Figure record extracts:
..........

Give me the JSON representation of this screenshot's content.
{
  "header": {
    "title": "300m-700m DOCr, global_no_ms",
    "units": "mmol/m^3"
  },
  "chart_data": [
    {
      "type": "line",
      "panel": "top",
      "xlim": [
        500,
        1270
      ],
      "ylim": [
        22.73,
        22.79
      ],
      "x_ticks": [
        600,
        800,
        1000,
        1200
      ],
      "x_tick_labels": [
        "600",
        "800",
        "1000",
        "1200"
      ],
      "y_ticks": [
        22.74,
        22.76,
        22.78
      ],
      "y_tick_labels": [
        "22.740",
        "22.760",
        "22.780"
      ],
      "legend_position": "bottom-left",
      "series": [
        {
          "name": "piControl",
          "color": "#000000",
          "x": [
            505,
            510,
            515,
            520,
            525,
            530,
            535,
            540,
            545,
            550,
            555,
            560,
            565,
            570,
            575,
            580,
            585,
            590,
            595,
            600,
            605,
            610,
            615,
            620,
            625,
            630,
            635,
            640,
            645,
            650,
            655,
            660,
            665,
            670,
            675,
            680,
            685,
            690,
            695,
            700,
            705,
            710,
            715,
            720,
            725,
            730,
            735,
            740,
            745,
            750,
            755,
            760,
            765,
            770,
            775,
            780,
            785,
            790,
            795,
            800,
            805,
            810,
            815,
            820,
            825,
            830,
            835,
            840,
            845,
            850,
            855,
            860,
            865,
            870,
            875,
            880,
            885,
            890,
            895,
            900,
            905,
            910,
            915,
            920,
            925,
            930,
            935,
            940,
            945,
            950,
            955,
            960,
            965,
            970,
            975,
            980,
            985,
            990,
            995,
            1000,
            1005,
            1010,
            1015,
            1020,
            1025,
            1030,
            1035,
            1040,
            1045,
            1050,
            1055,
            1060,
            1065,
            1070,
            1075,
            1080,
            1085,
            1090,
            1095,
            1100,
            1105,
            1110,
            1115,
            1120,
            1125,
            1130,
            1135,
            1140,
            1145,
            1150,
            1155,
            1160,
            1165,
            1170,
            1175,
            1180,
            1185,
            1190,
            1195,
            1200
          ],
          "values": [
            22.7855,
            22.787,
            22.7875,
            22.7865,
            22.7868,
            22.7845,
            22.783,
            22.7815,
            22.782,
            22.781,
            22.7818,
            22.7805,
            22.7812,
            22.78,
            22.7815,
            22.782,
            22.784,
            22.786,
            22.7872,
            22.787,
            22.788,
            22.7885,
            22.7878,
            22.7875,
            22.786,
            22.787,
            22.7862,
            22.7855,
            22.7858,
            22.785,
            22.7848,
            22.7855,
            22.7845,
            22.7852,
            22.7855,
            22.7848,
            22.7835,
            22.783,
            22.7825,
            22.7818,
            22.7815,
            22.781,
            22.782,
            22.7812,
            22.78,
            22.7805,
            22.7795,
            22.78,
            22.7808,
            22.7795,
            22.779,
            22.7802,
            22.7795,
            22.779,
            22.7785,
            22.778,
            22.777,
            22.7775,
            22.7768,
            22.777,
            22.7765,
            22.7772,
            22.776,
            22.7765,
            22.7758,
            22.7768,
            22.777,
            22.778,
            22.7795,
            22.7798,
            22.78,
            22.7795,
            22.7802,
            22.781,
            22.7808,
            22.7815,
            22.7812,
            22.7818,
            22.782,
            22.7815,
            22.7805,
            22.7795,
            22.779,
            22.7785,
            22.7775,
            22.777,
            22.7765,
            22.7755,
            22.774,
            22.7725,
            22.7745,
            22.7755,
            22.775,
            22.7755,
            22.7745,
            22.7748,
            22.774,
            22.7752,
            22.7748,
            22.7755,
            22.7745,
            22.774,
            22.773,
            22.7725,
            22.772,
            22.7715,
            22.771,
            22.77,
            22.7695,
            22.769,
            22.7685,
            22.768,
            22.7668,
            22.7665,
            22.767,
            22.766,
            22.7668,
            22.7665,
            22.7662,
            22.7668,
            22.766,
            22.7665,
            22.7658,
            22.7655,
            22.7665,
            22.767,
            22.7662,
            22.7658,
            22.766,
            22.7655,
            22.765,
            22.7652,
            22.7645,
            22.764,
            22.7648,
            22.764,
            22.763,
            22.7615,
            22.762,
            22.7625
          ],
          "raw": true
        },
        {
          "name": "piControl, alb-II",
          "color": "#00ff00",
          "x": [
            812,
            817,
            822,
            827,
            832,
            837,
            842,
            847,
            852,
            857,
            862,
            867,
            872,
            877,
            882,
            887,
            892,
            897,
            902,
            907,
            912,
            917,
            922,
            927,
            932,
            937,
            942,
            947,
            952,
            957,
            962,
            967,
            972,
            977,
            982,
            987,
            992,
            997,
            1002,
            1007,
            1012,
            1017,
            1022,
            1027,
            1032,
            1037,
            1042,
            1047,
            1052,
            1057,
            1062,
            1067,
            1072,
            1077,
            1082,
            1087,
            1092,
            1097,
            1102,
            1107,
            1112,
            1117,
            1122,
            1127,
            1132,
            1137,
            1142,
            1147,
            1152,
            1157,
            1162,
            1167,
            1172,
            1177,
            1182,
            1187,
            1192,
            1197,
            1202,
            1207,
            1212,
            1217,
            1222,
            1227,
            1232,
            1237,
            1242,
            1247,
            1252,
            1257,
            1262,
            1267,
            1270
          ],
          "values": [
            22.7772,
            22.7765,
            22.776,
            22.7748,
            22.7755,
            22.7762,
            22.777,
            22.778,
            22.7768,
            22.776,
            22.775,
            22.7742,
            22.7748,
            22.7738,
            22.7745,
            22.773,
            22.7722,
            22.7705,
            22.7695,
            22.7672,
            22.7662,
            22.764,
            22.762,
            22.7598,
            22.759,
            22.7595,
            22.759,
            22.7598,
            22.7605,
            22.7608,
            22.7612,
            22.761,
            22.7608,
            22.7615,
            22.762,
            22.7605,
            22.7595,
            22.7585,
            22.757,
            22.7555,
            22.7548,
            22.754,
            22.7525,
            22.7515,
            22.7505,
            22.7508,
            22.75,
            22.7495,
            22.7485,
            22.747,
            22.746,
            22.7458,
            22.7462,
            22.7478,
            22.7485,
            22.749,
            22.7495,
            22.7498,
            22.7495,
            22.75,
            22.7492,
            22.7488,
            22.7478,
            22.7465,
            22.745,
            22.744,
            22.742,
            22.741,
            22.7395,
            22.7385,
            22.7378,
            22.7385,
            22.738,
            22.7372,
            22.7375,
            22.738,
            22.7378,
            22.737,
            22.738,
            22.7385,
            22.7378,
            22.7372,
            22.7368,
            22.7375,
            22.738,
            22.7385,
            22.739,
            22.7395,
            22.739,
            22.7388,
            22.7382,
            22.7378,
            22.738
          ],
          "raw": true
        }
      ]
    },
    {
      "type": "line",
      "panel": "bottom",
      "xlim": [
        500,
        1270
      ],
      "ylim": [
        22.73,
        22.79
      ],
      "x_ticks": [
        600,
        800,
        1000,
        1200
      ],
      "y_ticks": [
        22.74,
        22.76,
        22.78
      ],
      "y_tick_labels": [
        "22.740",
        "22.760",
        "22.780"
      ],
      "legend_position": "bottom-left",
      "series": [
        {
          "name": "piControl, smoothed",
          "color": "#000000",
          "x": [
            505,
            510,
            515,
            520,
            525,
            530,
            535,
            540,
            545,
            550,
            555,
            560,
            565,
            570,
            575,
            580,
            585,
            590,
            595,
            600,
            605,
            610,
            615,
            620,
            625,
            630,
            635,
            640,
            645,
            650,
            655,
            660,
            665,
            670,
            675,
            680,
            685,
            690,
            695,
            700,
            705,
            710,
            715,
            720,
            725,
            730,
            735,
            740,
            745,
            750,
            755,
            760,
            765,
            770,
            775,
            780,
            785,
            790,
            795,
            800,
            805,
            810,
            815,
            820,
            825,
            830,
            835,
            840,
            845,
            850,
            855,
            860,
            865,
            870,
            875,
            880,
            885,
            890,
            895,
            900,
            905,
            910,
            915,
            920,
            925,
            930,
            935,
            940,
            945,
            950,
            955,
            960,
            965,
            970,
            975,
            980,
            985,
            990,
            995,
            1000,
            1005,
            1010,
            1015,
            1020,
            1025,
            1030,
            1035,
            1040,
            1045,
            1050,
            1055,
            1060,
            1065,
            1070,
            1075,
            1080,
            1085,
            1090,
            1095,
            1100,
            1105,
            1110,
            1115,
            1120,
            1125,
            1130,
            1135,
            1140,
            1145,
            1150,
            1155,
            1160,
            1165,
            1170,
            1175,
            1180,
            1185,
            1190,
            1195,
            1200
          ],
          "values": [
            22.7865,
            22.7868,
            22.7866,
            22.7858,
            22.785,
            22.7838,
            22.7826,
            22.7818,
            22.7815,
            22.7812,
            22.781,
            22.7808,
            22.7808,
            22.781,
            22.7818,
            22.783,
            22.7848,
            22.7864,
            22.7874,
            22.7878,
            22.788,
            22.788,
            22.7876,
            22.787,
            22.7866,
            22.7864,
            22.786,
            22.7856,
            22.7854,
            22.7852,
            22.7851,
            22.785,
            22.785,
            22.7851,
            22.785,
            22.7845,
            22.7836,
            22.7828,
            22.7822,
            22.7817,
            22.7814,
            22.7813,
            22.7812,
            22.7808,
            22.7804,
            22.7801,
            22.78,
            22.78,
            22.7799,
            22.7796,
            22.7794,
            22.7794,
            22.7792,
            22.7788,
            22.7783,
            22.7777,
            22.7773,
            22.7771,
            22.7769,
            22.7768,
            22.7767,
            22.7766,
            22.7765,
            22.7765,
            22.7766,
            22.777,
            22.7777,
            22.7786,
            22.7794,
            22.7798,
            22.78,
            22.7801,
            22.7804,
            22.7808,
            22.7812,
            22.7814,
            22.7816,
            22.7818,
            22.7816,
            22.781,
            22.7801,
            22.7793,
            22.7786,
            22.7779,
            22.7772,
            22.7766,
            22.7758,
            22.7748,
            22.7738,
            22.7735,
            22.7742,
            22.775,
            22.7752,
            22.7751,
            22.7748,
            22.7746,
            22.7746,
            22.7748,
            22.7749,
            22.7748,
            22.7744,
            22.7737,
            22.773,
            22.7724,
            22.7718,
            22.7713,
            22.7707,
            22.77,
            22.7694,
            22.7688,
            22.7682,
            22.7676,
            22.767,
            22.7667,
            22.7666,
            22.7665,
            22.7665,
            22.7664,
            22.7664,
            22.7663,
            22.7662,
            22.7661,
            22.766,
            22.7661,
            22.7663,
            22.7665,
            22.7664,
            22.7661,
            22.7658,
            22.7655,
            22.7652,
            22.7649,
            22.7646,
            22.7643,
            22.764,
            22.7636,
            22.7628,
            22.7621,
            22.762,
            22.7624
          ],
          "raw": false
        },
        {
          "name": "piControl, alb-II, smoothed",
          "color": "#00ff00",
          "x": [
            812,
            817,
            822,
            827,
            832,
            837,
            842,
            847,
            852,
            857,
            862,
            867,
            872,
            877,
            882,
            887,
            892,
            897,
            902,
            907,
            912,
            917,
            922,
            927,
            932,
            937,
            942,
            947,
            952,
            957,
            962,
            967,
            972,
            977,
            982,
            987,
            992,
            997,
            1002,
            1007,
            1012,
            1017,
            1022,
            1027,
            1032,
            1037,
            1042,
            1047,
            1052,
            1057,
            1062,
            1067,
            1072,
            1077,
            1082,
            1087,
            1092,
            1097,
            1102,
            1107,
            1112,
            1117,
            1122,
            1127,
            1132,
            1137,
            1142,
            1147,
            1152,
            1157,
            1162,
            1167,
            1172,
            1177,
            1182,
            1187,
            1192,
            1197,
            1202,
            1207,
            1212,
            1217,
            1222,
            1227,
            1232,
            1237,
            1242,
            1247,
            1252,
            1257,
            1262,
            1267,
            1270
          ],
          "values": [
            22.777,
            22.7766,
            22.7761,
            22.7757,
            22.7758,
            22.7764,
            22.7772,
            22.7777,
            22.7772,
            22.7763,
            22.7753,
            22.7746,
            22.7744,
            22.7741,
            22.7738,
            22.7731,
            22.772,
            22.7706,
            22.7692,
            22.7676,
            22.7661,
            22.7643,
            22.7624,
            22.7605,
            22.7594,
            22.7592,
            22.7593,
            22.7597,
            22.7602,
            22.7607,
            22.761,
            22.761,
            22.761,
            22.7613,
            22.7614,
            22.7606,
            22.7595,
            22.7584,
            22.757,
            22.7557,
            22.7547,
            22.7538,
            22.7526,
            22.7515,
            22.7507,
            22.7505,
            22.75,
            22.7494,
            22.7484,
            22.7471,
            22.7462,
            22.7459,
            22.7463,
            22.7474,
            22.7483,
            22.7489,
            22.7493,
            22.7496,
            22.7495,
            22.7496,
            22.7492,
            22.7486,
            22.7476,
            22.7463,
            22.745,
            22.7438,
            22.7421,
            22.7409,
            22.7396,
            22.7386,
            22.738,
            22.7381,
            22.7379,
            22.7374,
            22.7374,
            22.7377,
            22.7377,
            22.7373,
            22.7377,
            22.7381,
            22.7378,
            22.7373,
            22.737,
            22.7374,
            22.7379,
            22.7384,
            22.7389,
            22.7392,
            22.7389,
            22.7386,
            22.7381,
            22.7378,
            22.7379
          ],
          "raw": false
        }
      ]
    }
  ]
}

..........

Your objective:
Copy out each line of the material that holds the word "name".

Output:
          "name": "piControl",
          "name": "piControl, alb-II",
          "name": "piControl, smoothed",
          "name": "piControl, alb-II, smoothed",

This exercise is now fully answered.